**TASK DIRECTIONS:**
Images excluded, repeat each entry below exactly.
[START OF INPUT]
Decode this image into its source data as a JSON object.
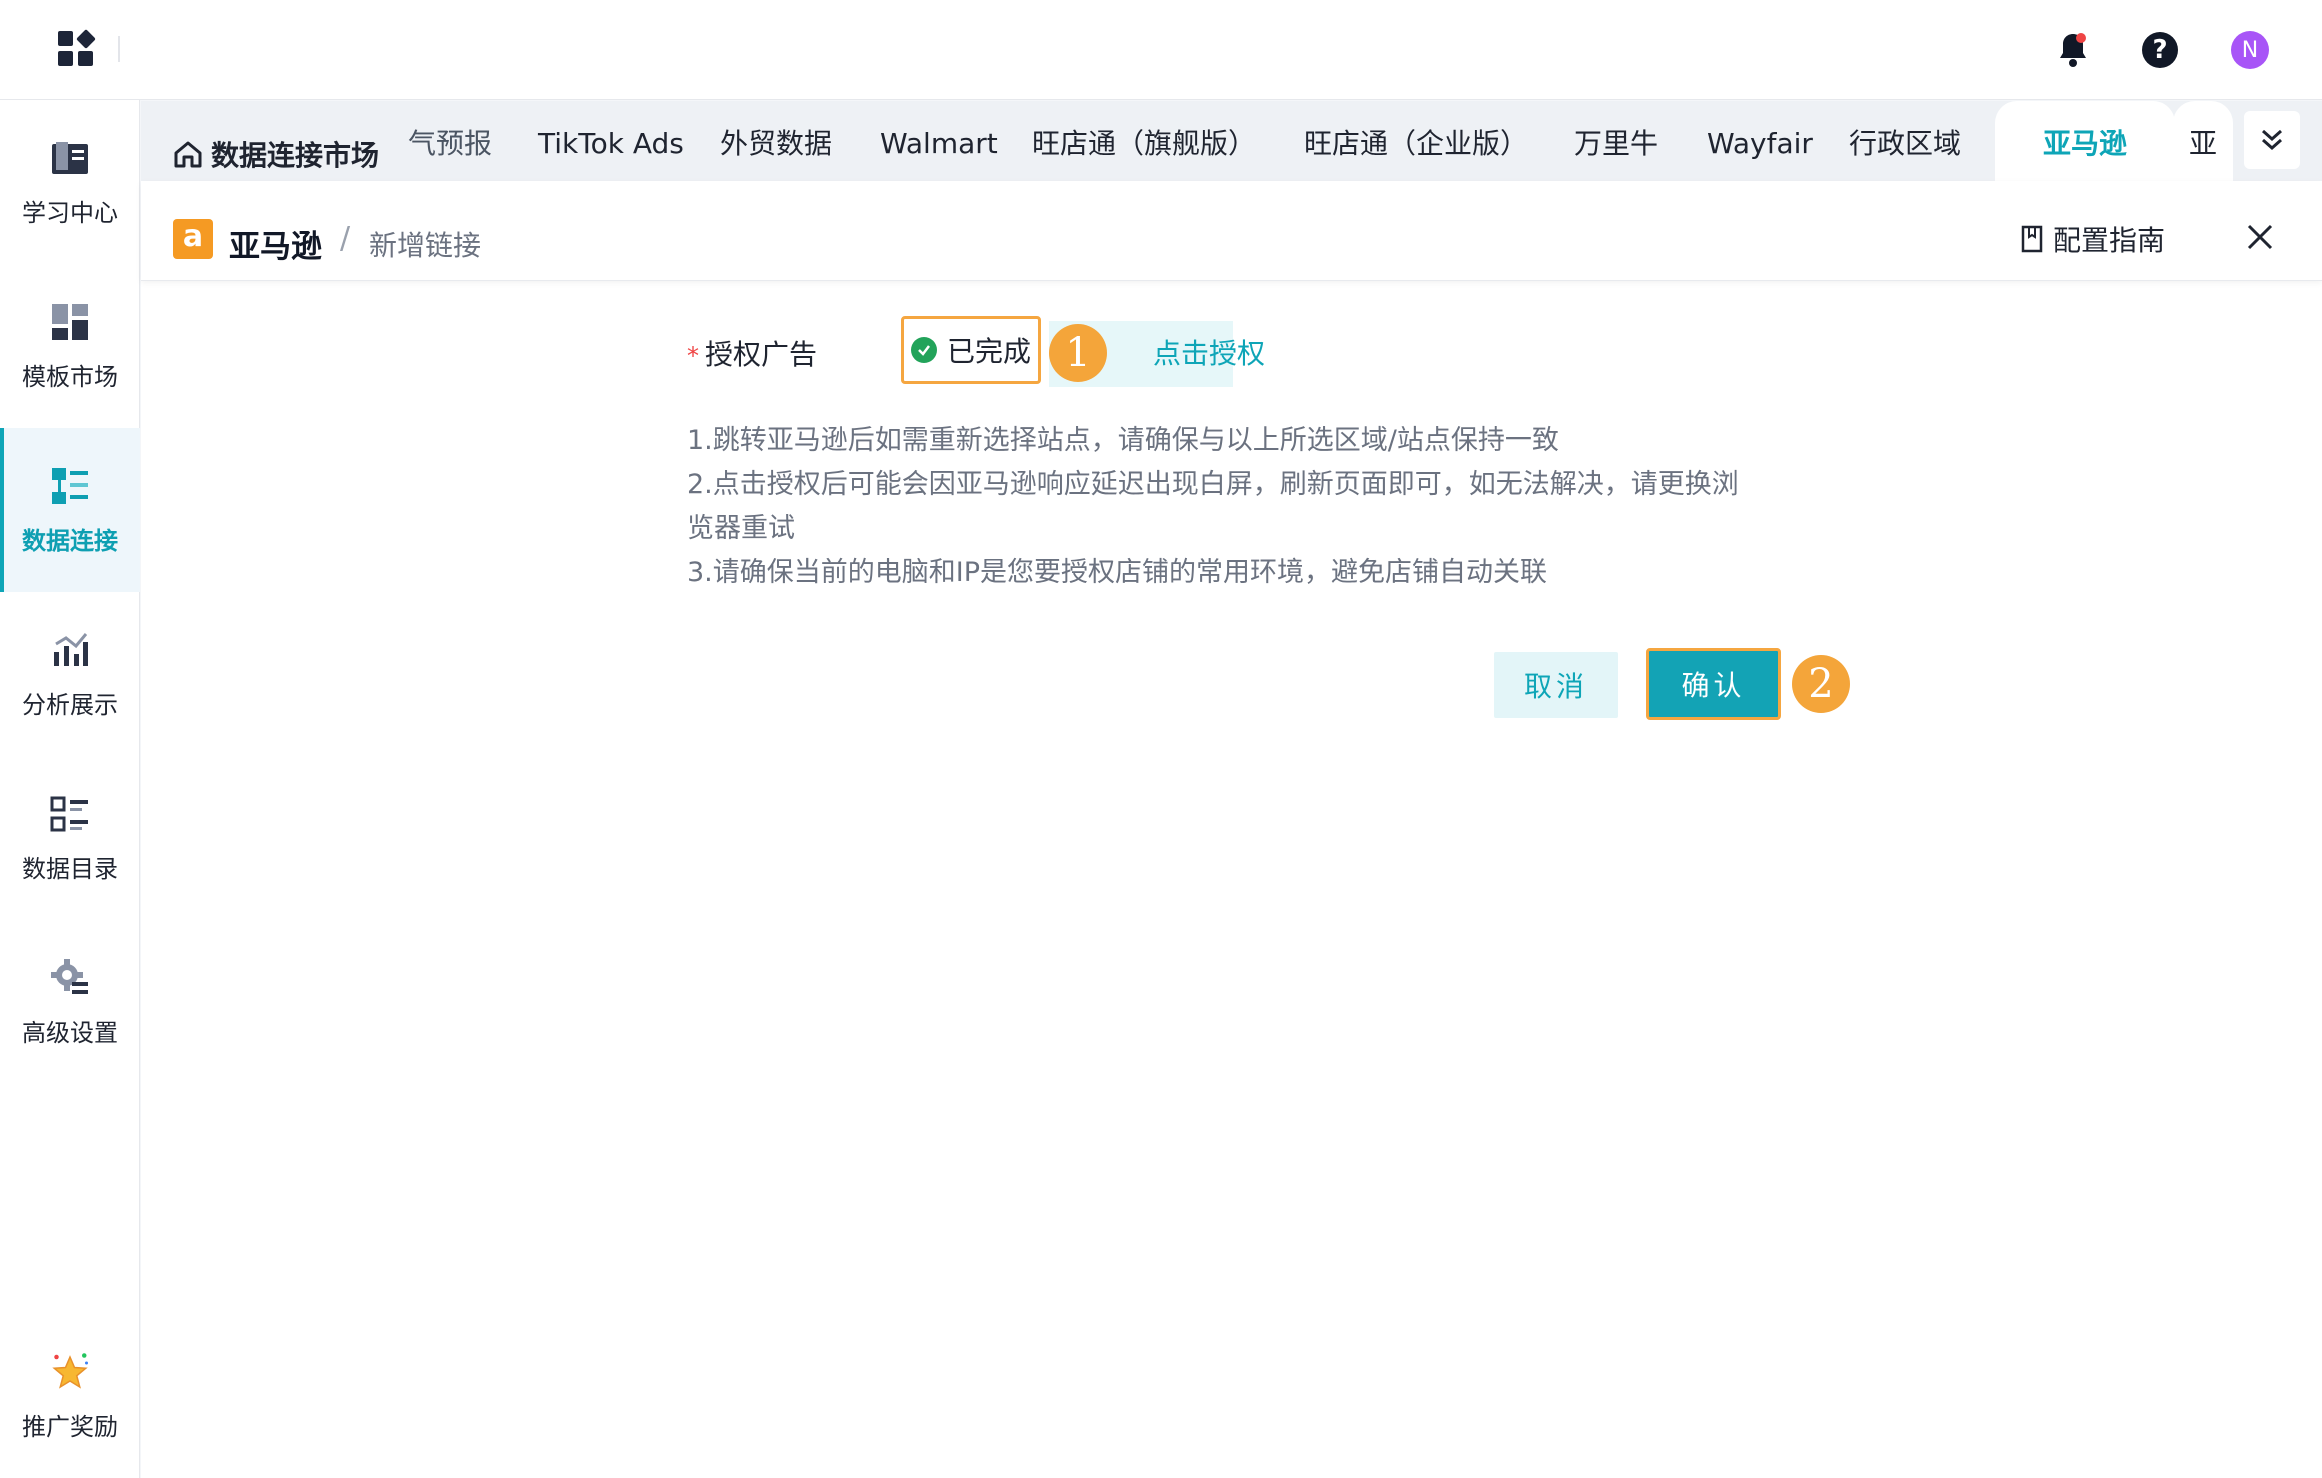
{
  "topbar": {
    "avatar_letter": "N",
    "icons": [
      "apps-grid-icon",
      "bell-icon",
      "help-icon",
      "avatar"
    ],
    "bell_dot_color": "#ef4444",
    "avatar_color": "#a855f7"
  },
  "sidebar": {
    "items": [
      {
        "label": "学习中心",
        "icon": "book-icon"
      },
      {
        "label": "模板市场",
        "icon": "template-icon"
      },
      {
        "label": "数据连接",
        "icon": "data-connect-icon",
        "active": true
      },
      {
        "label": "分析展示",
        "icon": "chart-icon"
      },
      {
        "label": "数据目录",
        "icon": "catalog-icon"
      },
      {
        "label": "高级设置",
        "icon": "gear-icon"
      }
    ],
    "bottom": {
      "label": "推广奖励",
      "icon": "star-reward-icon"
    }
  },
  "tabs": {
    "home": "数据连接市场",
    "items": [
      "气预报",
      "TikTok Ads",
      "外贸数据",
      "Walmart",
      "旺店通（旗舰版）",
      "旺店通（企业版）",
      "万里牛",
      "Wayfair",
      "行政区域",
      "亚马逊",
      "亚"
    ],
    "active": "亚马逊"
  },
  "panel": {
    "breadcrumb_main": "亚马逊",
    "breadcrumb_sep": "/",
    "breadcrumb_sub": "新增链接",
    "logo_letter": "a",
    "guide_label": "配置指南",
    "form": {
      "required_mark": "*",
      "label": "授权广告",
      "status": "已完成",
      "auth_link": "点击授权",
      "notes": [
        "1.跳转亚马逊后如需重新选择站点，请确保与以上所选区域/站点保持一致",
        "2.点击授权后可能会因亚马逊响应延迟出现白屏，刷新页面即可，如无法解决，请更换浏",
        "览器重试",
        "3.请确保当前的电脑和IP是您要授权店铺的常用环境，避免店铺自动关联"
      ]
    },
    "buttons": {
      "cancel": "取消",
      "confirm": "确认"
    },
    "step_badges": [
      "1",
      "2"
    ],
    "accent_color": "#0ea5b7",
    "highlight_color": "#f5a640"
  }
}
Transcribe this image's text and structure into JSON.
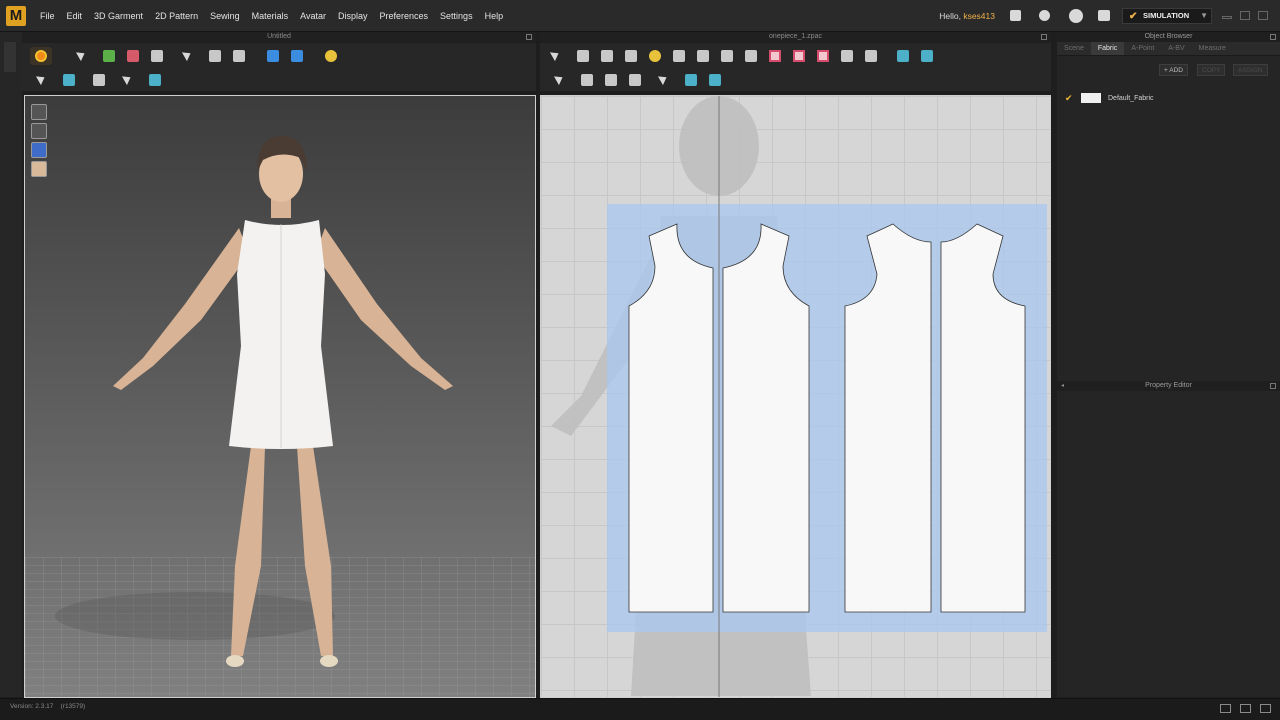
{
  "app": {
    "logo": "M"
  },
  "menu": [
    "File",
    "Edit",
    "3D Garment",
    "2D Pattern",
    "Sewing",
    "Materials",
    "Avatar",
    "Display",
    "Preferences",
    "Settings",
    "Help"
  ],
  "user": {
    "greeting": "Hello,",
    "name": "kses413"
  },
  "mode": {
    "label": "SIMULATION"
  },
  "panels": {
    "left_title": "Untitled",
    "center_title": "onepiece_1.zpac",
    "object_browser": "Object Browser",
    "property_editor": "Property Editor"
  },
  "object_browser": {
    "tabs": [
      "Scene",
      "Fabric",
      "A-Point",
      "A-BV",
      "Measure"
    ],
    "active_tab": "Fabric",
    "actions": {
      "add": "+ ADD",
      "copy": "COPY",
      "assign": "ASSIGN"
    },
    "fabrics": [
      {
        "name": "Default_Fabric",
        "color": "#f0f0f0",
        "selected": true
      }
    ]
  },
  "status": {
    "version": "Version: 2.3.17",
    "build": "(r13579)"
  },
  "colors": {
    "accent": "#f0b24a",
    "pattern_highlight": "#a8c8f0"
  }
}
[END OF INPUT]
**THE ANSWER:**
Decode this image into its source data as a JSON object.
{
  "topbar": {
    "avatar_letter": "N",
    "icons": [
      "apps-grid-icon",
      "bell-icon",
      "help-icon",
      "avatar"
    ],
    "bell_dot_color": "#ef4444",
    "avatar_color": "#a855f7"
  },
  "sidebar": {
    "items": [
      {
        "label": "学习中心",
        "icon": "book-icon"
      },
      {
        "label": "模板市场",
        "icon": "template-icon"
      },
      {
        "label": "数据连接",
        "icon": "data-connect-icon",
        "active": true
      },
      {
        "label": "分析展示",
        "icon": "chart-icon"
      },
      {
        "label": "数据目录",
        "icon": "catalog-icon"
      },
      {
        "label": "高级设置",
        "icon": "gear-icon"
      }
    ],
    "bottom": {
      "label": "推广奖励",
      "icon": "star-reward-icon"
    }
  },
  "tabs": {
    "home": "数据连接市场",
    "items": [
      "气预报",
      "TikTok Ads",
      "外贸数据",
      "Walmart",
      "旺店通（旗舰版）",
      "旺店通（企业版）",
      "万里牛",
      "Wayfair",
      "行政区域",
      "亚马逊",
      "亚"
    ],
    "active": "亚马逊"
  },
  "panel": {
    "breadcrumb_main": "亚马逊",
    "breadcrumb_sep": "/",
    "breadcrumb_sub": "新增链接",
    "logo_letter": "a",
    "guide_label": "配置指南",
    "form": {
      "required_mark": "*",
      "label": "授权广告",
      "status": "已完成",
      "auth_link": "点击授权",
      "notes": [
        "1.跳转亚马逊后如需重新选择站点，请确保与以上所选区域/站点保持一致",
        "2.点击授权后可能会因亚马逊响应延迟出现白屏，刷新页面即可，如无法解决，请更换浏",
        "览器重试",
        "3.请确保当前的电脑和IP是您要授权店铺的常用环境，避免店铺自动关联"
      ]
    },
    "buttons": {
      "cancel": "取消",
      "confirm": "确认"
    },
    "step_badges": [
      "1",
      "2"
    ],
    "accent_color": "#0ea5b7",
    "highlight_color": "#f5a640"
  }
}
Transcribe this image's text and structure into JSON.
{
  "app": {
    "logo": "M"
  },
  "menu": [
    "File",
    "Edit",
    "3D Garment",
    "2D Pattern",
    "Sewing",
    "Materials",
    "Avatar",
    "Display",
    "Preferences",
    "Settings",
    "Help"
  ],
  "user": {
    "greeting": "Hello,",
    "name": "kses413"
  },
  "mode": {
    "label": "SIMULATION"
  },
  "panels": {
    "left_title": "Untitled",
    "center_title": "onepiece_1.zpac",
    "object_browser": "Object Browser",
    "property_editor": "Property Editor"
  },
  "object_browser": {
    "tabs": [
      "Scene",
      "Fabric",
      "A-Point",
      "A-BV",
      "Measure"
    ],
    "active_tab": "Fabric",
    "actions": {
      "add": "+ ADD",
      "copy": "COPY",
      "assign": "ASSIGN"
    },
    "fabrics": [
      {
        "name": "Default_Fabric",
        "color": "#f0f0f0",
        "selected": true
      }
    ]
  },
  "status": {
    "version": "Version: 2.3.17",
    "build": "(r13579)"
  },
  "colors": {
    "accent": "#f0b24a",
    "pattern_highlight": "#a8c8f0"
  }
}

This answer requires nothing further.